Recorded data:
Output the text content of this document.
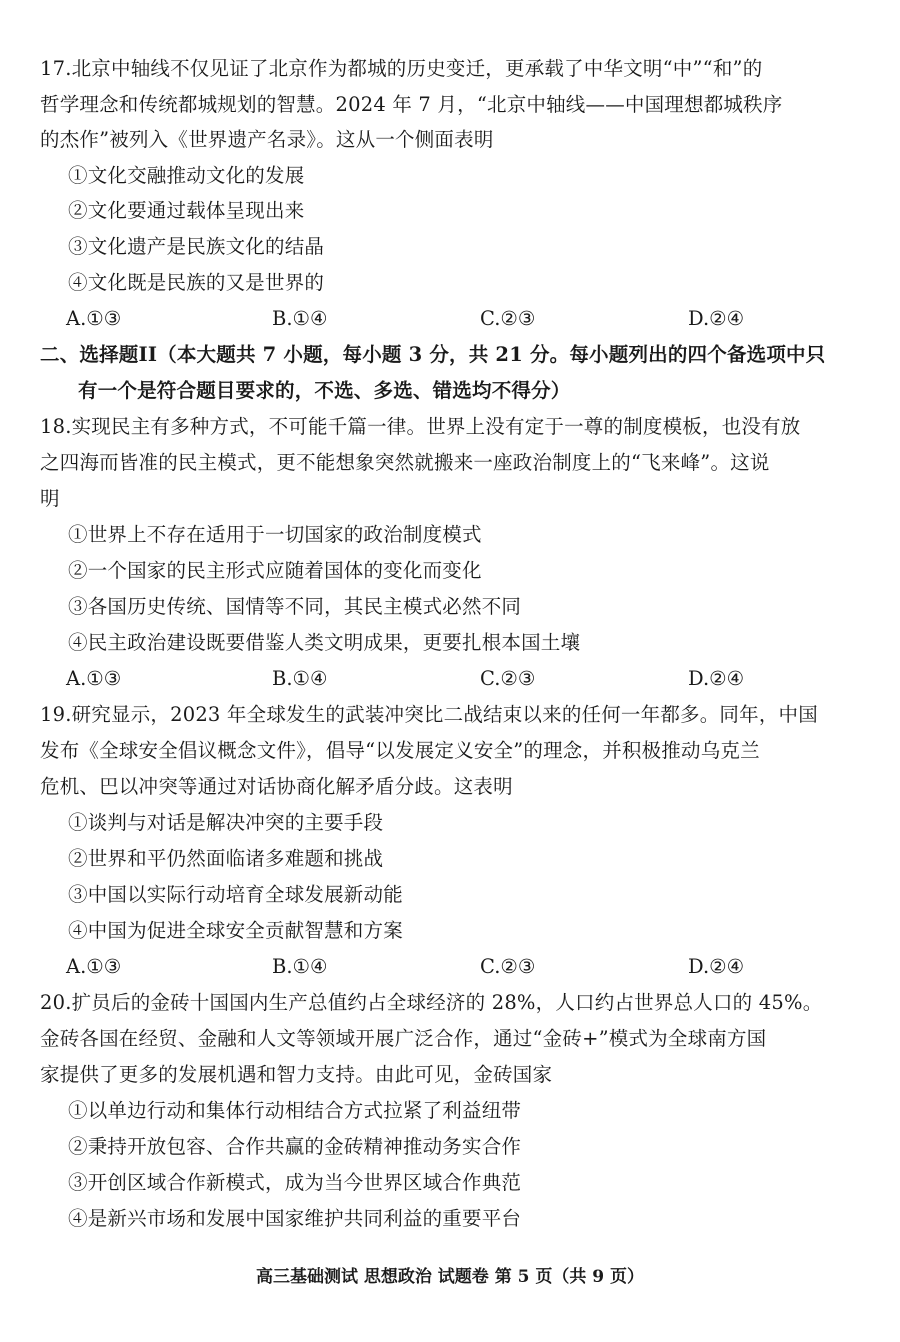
17.北京中轴线不仅见证了北京作为都城的历史变迁，更承载了中华文明“中”“和”的
哲学理念和传统都城规划的智慧。2024 年 7 月，“北京中轴线——中国理想都城秩序
的杰作”被列入《世界遗产名录》。这从一个侧面表明
①文化交融推动文化的发展
②文化要通过载体呈现出来
③文化遗产是民族文化的结晶
④文化既是民族的又是世界的
A.①③	B.①④	C.②③	D.②④
二、选择题II（本大题共 7 小题，每小题 3 分，共 21 分。每小题列出的四个备选项中只
有一个是符合题目要求的，不选、多选、错选均不得分）
18.实现民主有多种方式，不可能千篇一律。世界上没有定于一尊的制度模板，也没有放
之四海而皆准的民主模式，更不能想象突然就搬来一座政治制度上的“飞来峰”。这说
明
①世界上不存在适用于一切国家的政治制度模式
②一个国家的民主形式应随着国体的变化而变化
③各国历史传统、国情等不同，其民主模式必然不同
④民主政治建设既要借鉴人类文明成果，更要扎根本国土壤
A.①③	B.①④	C.②③	D.②④
19.研究显示，2023 年全球发生的武装冲突比二战结束以来的任何一年都多。同年，中国
发布《全球安全倡议概念文件》，倡导“以发展定义安全”的理念，并积极推动乌克兰
危机、巴以冲突等通过对话协商化解矛盾分歧。这表明
①谈判与对话是解决冲突的主要手段
②世界和平仍然面临诸多难题和挑战
③中国以实际行动培育全球发展新动能
④中国为促进全球安全贡献智慧和方案
A.①③	B.①④	C.②③	D.②④
20.扩员后的金砖十国国内生产总值约占全球经济的 28%，人口约占世界总人口的 45%。
金砖各国在经贸、金融和人文等领域开展广泛合作，通过“金砖+”模式为全球南方国
家提供了更多的发展机遇和智力支持。由此可见，金砖国家
①以单边行动和集体行动相结合方式拉紧了利益纽带
②秉持开放包容、合作共赢的金砖精神推动务实合作
③开创区域合作新模式，成为当今世界区域合作典范
④是新兴市场和发展中国家维护共同利益的重要平台
高三基础测试 思想政治 试题卷 第 5 页（共 9 页）
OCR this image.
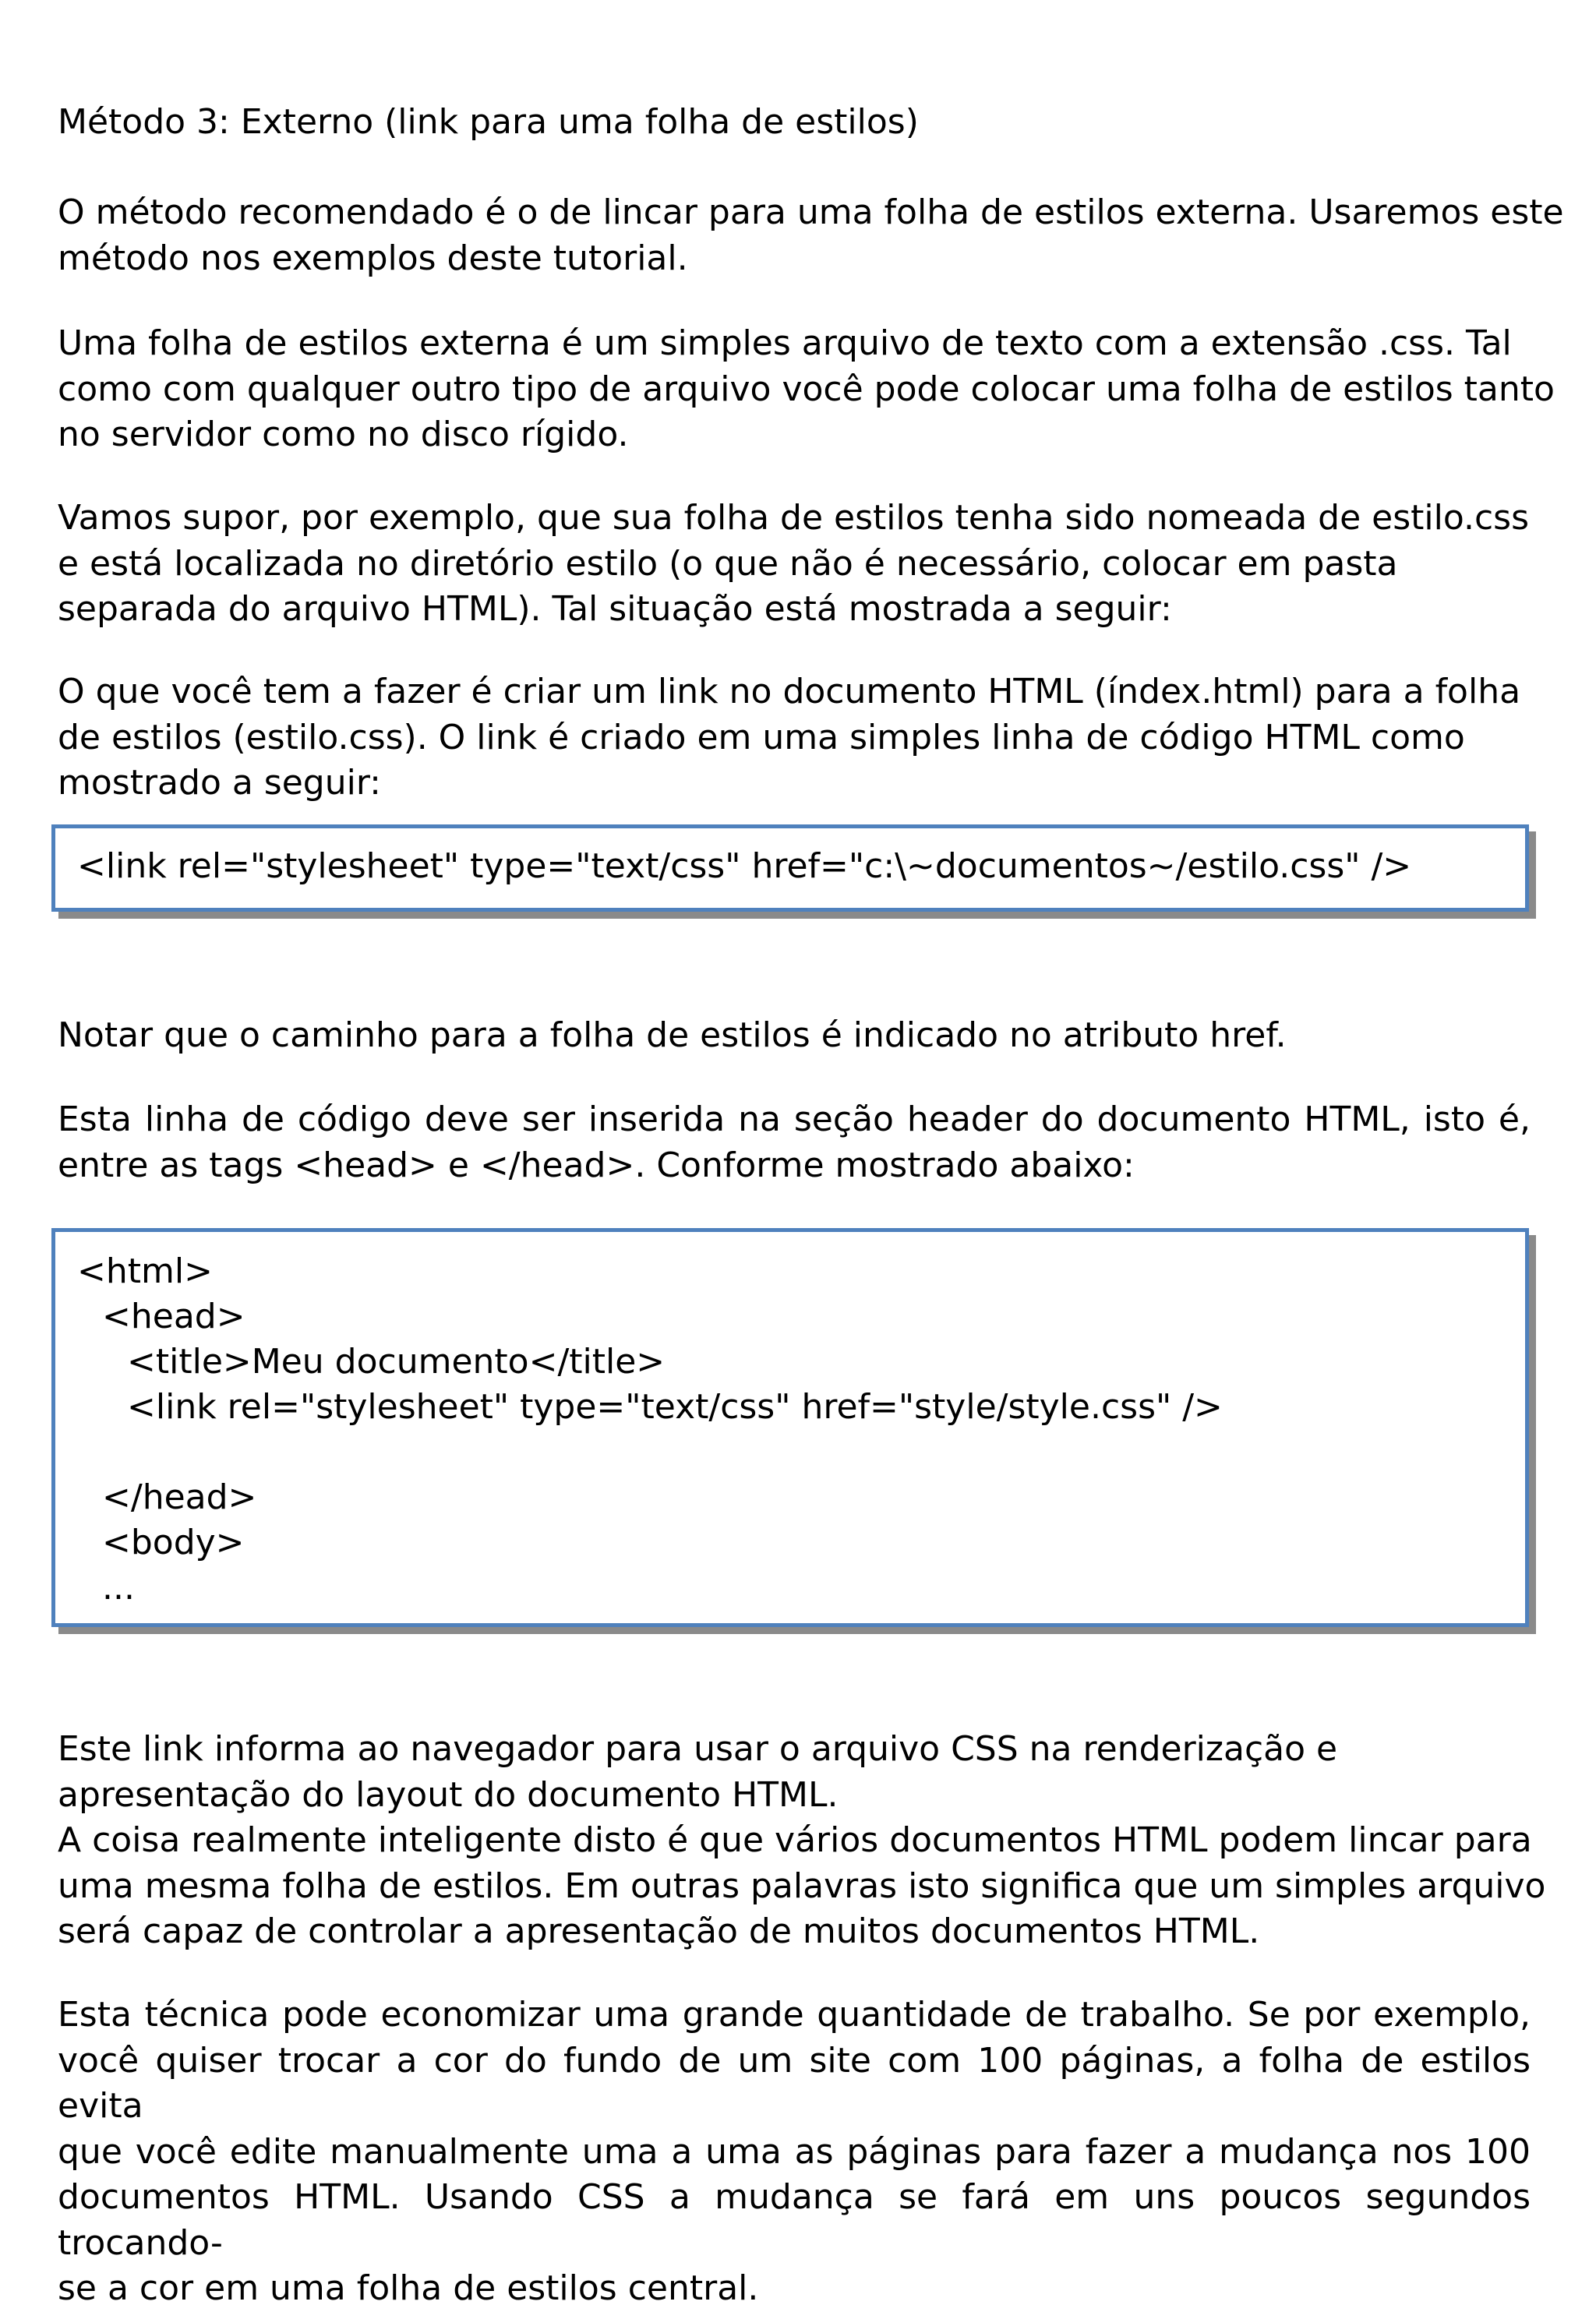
Método 3: Externo (link para uma folha de estilos)
O método recomendado é o de lincar para uma folha de estilos externa. Usaremos este
método nos exemplos deste tutorial.
Uma folha de estilos externa é um simples arquivo de texto com a extensão .css. Tal
como com qualquer outro tipo de arquivo você pode colocar uma folha de estilos tanto
no servidor como no disco rígido.
Vamos supor, por exemplo, que sua folha de estilos tenha sido nomeada de estilo.css
e está localizada no diretório estilo (o que não é necessário, colocar em pasta
separada do arquivo HTML). Tal situação está mostrada a seguir:
O que você tem a fazer é criar um link no documento HTML (índex.html) para a folha
de estilos (estilo.css). O link é criado em uma simples linha de código HTML como
mostrado a seguir:
<link rel="stylesheet" type="text/css" href="c:\~documentos~/estilo.css" />
Notar que o caminho para a folha de estilos é indicado no atributo href.
Esta linha de código deve ser inserida na seção header do documento HTML, isto é,
entre as tags <head> e </head>. Conforme mostrado abaixo:
<html>
<head>
<title>Meu documento</title>
<link rel="stylesheet" type="text/css" href="style/style.css" />
</head>
<body>
...
Este link informa ao navegador para usar o arquivo CSS na renderização e
apresentação do layout do documento HTML.
A coisa realmente inteligente disto é que vários documentos HTML podem lincar para
uma mesma folha de estilos. Em outras palavras isto significa que um simples arquivo
será capaz de controlar a apresentação de muitos documentos HTML.
Esta técnica pode economizar uma grande quantidade de trabalho. Se por exemplo,
você quiser trocar a cor do fundo de um site com 100 páginas, a folha de estilos evita
que você edite manualmente uma a uma as páginas para fazer a mudança nos 100
documentos HTML. Usando CSS a mudança se fará em uns poucos segundos trocando-
se a cor em uma folha de estilos central.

• **Your instructions**
Write out the records above exactly as they appear, leaving out any pictures.

• **In response**
Output the text content of this document.
17.北京中轴线不仅见证了北京作为都城的历史变迁，更承载了中华文明“中”“和”的
哲学理念和传统都城规划的智慧。2024 年 7 月，“北京中轴线——中国理想都城秩序
的杰作”被列入《世界遗产名录》。这从一个侧面表明
①文化交融推动文化的发展
②文化要通过载体呈现出来
③文化遗产是民族文化的结晶
④文化既是民族的又是世界的
A.①③	B.①④	C.②③	D.②④
二、选择题II（本大题共 7 小题，每小题 3 分，共 21 分。每小题列出的四个备选项中只
有一个是符合题目要求的，不选、多选、错选均不得分）
18.实现民主有多种方式，不可能千篇一律。世界上没有定于一尊的制度模板，也没有放
之四海而皆准的民主模式，更不能想象突然就搬来一座政治制度上的“飞来峰”。这说
明
①世界上不存在适用于一切国家的政治制度模式
②一个国家的民主形式应随着国体的变化而变化
③各国历史传统、国情等不同，其民主模式必然不同
④民主政治建设既要借鉴人类文明成果，更要扎根本国土壤
A.①③	B.①④	C.②③	D.②④
19.研究显示，2023 年全球发生的武装冲突比二战结束以来的任何一年都多。同年，中国
发布《全球安全倡议概念文件》，倡导“以发展定义安全”的理念，并积极推动乌克兰
危机、巴以冲突等通过对话协商化解矛盾分歧。这表明
①谈判与对话是解决冲突的主要手段
②世界和平仍然面临诸多难题和挑战
③中国以实际行动培育全球发展新动能
④中国为促进全球安全贡献智慧和方案
A.①③	B.①④	C.②③	D.②④
20.扩员后的金砖十国国内生产总值约占全球经济的 28%，人口约占世界总人口的 45%。
金砖各国在经贸、金融和人文等领域开展广泛合作，通过“金砖+”模式为全球南方国
家提供了更多的发展机遇和智力支持。由此可见，金砖国家
①以单边行动和集体行动相结合方式拉紧了利益纽带
②秉持开放包容、合作共赢的金砖精神推动务实合作
③开创区域合作新模式，成为当今世界区域合作典范
④是新兴市场和发展中国家维护共同利益的重要平台
高三基础测试 思想政治 试题卷 第 5 页（共 9 页）
OCR this image.
Método 3: Externo (link para uma folha de estilos)
O método recomendado é o de lincar para uma folha de estilos externa. Usaremos este
método nos exemplos deste tutorial.
Uma folha de estilos externa é um simples arquivo de texto com a extensão .css. Tal
como com qualquer outro tipo de arquivo você pode colocar uma folha de estilos tanto
no servidor como no disco rígido.
Vamos supor, por exemplo, que sua folha de estilos tenha sido nomeada de estilo.css
e está localizada no diretório estilo (o que não é necessário, colocar em pasta
separada do arquivo HTML). Tal situação está mostrada a seguir:
O que você tem a fazer é criar um link no documento HTML (índex.html) para a folha
de estilos (estilo.css). O link é criado em uma simples linha de código HTML como
mostrado a seguir:
<link rel="stylesheet" type="text/css" href="c:\~documentos~/estilo.css" />
Notar que o caminho para a folha de estilos é indicado no atributo href.
Esta linha de código deve ser inserida na seção header do documento HTML, isto é,
entre as tags <head> e </head>. Conforme mostrado abaixo:
<html>
<head>
<title>Meu documento</title>
<link rel="stylesheet" type="text/css" href="style/style.css" />
</head>
<body>
...
Este link informa ao navegador para usar o arquivo CSS na renderização e
apresentação do layout do documento HTML.
A coisa realmente inteligente disto é que vários documentos HTML podem lincar para
uma mesma folha de estilos. Em outras palavras isto significa que um simples arquivo
será capaz de controlar a apresentação de muitos documentos HTML.
Esta técnica pode economizar uma grande quantidade de trabalho. Se por exemplo,
você quiser trocar a cor do fundo de um site com 100 páginas, a folha de estilos evita
que você edite manualmente uma a uma as páginas para fazer a mudança nos 100
documentos HTML. Usando CSS a mudança se fará em uns poucos segundos trocando-
se a cor em uma folha de estilos central.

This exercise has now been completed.